**PROVIDED INFORMATION**
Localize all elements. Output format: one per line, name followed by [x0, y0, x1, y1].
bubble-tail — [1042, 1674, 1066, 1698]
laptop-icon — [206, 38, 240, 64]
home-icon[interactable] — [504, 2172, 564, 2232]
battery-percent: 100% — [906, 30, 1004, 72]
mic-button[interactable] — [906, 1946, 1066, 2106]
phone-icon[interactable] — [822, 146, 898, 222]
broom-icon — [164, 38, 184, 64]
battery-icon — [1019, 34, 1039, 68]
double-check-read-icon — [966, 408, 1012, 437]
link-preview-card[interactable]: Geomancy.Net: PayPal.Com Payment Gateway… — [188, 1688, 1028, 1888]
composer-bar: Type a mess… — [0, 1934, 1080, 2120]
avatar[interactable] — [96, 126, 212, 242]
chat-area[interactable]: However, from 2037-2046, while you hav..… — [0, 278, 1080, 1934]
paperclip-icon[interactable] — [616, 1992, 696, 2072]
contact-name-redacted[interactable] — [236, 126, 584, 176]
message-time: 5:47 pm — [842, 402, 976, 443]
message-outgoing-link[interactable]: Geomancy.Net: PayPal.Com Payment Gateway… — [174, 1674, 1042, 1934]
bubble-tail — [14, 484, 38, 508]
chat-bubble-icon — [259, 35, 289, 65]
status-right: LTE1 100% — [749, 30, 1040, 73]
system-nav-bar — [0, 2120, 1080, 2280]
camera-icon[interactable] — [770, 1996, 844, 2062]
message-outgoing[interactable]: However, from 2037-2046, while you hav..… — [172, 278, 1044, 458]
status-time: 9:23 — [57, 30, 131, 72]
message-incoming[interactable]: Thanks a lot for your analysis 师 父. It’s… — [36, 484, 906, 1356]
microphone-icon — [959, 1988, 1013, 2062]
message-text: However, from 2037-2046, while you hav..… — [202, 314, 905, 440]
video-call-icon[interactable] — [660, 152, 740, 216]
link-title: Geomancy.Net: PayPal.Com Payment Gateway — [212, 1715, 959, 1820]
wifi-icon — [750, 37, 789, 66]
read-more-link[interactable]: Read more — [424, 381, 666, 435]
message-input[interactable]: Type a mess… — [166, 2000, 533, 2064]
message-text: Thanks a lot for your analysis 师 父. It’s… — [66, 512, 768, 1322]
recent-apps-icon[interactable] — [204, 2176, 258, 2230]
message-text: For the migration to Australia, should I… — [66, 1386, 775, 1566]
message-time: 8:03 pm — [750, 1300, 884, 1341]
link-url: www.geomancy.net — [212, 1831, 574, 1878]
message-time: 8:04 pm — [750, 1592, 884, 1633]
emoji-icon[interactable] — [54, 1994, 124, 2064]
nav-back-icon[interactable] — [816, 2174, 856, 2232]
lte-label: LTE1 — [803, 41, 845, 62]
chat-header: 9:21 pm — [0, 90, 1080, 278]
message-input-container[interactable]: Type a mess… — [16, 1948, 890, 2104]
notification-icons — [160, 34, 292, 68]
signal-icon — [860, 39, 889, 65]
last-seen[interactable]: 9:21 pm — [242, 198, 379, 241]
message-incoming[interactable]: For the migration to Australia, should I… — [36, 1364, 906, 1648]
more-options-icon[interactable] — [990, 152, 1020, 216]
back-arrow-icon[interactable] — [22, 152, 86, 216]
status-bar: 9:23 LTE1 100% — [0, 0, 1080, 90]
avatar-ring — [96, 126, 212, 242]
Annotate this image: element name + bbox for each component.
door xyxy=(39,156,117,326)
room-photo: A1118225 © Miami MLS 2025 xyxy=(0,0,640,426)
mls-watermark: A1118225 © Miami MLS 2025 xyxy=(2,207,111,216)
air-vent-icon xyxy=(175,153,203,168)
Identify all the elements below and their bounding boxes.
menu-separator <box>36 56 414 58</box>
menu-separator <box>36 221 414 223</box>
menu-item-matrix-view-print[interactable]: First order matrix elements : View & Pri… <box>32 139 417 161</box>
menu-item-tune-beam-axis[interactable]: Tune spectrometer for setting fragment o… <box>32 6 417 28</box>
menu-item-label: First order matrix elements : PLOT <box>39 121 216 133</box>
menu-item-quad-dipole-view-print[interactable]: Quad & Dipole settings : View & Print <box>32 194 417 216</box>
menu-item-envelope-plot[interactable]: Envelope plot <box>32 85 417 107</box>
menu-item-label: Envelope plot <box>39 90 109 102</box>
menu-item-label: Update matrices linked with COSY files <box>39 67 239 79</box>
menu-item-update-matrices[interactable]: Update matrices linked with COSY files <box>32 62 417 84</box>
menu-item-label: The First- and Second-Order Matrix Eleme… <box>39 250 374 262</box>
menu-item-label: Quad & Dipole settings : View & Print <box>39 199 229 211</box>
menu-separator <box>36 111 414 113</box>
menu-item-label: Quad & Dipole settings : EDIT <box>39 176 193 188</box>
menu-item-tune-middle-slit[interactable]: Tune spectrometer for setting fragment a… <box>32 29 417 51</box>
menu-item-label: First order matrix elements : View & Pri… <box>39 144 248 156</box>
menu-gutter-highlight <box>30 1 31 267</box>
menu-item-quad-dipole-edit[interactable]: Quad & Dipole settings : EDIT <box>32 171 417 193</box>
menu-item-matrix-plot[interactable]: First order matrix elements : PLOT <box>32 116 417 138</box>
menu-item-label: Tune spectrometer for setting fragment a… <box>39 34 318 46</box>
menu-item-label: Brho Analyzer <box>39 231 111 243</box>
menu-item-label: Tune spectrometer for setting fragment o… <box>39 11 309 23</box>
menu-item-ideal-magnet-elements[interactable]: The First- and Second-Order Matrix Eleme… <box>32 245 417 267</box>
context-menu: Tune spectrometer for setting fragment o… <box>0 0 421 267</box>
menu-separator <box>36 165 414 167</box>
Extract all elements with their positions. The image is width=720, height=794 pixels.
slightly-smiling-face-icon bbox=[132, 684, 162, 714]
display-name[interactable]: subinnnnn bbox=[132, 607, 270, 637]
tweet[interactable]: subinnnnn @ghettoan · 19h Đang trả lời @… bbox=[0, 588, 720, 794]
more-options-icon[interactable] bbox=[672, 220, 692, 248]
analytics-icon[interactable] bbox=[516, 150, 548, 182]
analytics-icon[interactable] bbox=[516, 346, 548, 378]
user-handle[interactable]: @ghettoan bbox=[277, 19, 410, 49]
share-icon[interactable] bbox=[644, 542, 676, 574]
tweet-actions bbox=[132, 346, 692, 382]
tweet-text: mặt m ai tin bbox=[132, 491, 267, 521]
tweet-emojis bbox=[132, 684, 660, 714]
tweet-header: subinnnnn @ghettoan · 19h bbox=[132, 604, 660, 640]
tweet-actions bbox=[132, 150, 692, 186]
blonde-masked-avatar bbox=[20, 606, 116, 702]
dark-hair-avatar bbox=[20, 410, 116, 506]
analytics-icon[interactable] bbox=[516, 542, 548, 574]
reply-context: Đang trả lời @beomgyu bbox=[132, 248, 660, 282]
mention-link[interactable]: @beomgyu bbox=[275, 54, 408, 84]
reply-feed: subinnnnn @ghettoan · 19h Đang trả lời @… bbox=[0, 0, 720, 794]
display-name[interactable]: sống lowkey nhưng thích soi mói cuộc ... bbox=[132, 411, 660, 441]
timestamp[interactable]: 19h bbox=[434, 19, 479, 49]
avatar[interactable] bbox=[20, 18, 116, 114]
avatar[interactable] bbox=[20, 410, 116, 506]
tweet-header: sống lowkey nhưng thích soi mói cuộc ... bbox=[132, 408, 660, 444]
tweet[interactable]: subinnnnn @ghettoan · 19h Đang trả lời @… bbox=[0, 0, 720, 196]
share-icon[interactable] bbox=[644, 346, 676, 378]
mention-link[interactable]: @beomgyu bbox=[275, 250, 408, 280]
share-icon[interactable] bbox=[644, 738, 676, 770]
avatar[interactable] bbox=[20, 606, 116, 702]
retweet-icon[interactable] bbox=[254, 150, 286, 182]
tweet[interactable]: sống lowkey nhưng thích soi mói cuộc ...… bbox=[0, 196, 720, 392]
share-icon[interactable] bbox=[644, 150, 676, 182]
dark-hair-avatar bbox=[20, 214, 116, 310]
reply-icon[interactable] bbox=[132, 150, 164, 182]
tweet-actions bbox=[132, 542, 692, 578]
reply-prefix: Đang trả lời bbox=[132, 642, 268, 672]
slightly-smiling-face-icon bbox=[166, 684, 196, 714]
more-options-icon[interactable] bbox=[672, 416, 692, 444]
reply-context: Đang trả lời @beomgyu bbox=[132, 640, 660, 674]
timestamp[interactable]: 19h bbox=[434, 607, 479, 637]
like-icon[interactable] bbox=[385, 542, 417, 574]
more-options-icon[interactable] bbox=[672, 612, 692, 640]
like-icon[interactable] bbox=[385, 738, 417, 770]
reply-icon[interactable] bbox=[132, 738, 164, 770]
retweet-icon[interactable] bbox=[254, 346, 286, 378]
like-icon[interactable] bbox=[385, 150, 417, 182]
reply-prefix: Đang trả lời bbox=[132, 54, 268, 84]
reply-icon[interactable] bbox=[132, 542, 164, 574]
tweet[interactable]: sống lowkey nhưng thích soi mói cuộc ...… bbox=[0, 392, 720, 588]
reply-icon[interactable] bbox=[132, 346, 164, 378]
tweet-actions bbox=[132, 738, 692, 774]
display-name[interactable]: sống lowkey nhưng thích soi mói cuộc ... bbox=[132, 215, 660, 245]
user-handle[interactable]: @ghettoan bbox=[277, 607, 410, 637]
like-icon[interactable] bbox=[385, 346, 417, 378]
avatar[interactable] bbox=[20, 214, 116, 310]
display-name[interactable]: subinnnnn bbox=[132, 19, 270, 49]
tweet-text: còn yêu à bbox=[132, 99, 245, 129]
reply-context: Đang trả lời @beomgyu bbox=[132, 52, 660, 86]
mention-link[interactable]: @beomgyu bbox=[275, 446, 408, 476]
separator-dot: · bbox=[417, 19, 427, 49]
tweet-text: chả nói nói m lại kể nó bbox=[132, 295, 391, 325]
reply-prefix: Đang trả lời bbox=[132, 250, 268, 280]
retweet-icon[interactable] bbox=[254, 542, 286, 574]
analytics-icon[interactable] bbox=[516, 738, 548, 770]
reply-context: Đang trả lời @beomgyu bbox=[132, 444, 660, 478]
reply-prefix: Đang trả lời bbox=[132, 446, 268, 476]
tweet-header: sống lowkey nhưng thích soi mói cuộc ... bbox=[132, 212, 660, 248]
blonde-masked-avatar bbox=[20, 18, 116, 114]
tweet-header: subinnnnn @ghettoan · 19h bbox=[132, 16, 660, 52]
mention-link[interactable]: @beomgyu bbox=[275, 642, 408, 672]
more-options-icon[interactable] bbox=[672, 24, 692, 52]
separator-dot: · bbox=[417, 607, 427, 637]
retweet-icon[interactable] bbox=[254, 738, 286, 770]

**TASK TO COMPLETE**
Copy the listing from its first line up to and including the line with "camera-icon[interactable] — [770, 1996, 844, 2062]", substituting "bubble-pointer" for "bubble-tail" and leaving everything else unchanged.

**SOLUTION FOR THIS TASK**
Localize all elements. Output format: one per line, name followed by [x0, y0, x1, y1].
bubble-pointer — [1042, 1674, 1066, 1698]
laptop-icon — [206, 38, 240, 64]
home-icon[interactable] — [504, 2172, 564, 2232]
battery-percent: 100% — [906, 30, 1004, 72]
mic-button[interactable] — [906, 1946, 1066, 2106]
phone-icon[interactable] — [822, 146, 898, 222]
broom-icon — [164, 38, 184, 64]
battery-icon — [1019, 34, 1039, 68]
double-check-read-icon — [966, 408, 1012, 437]
link-preview-card[interactable]: Geomancy.Net: PayPal.Com Payment Gateway… — [188, 1688, 1028, 1888]
composer-bar: Type a mess… — [0, 1934, 1080, 2120]
avatar[interactable] — [96, 126, 212, 242]
chat-area[interactable]: However, from 2037-2046, while you hav..… — [0, 278, 1080, 1934]
paperclip-icon[interactable] — [616, 1992, 696, 2072]
contact-name-redacted[interactable] — [236, 126, 584, 176]
message-time: 5:47 pm — [842, 402, 976, 443]
message-outgoing-link[interactable]: Geomancy.Net: PayPal.Com Payment Gateway… — [174, 1674, 1042, 1934]
bubble-pointer — [14, 484, 38, 508]
chat-bubble-icon — [259, 35, 289, 65]
status-right: LTE1 100% — [749, 30, 1040, 73]
system-nav-bar — [0, 2120, 1080, 2280]
camera-icon[interactable] — [770, 1996, 844, 2062]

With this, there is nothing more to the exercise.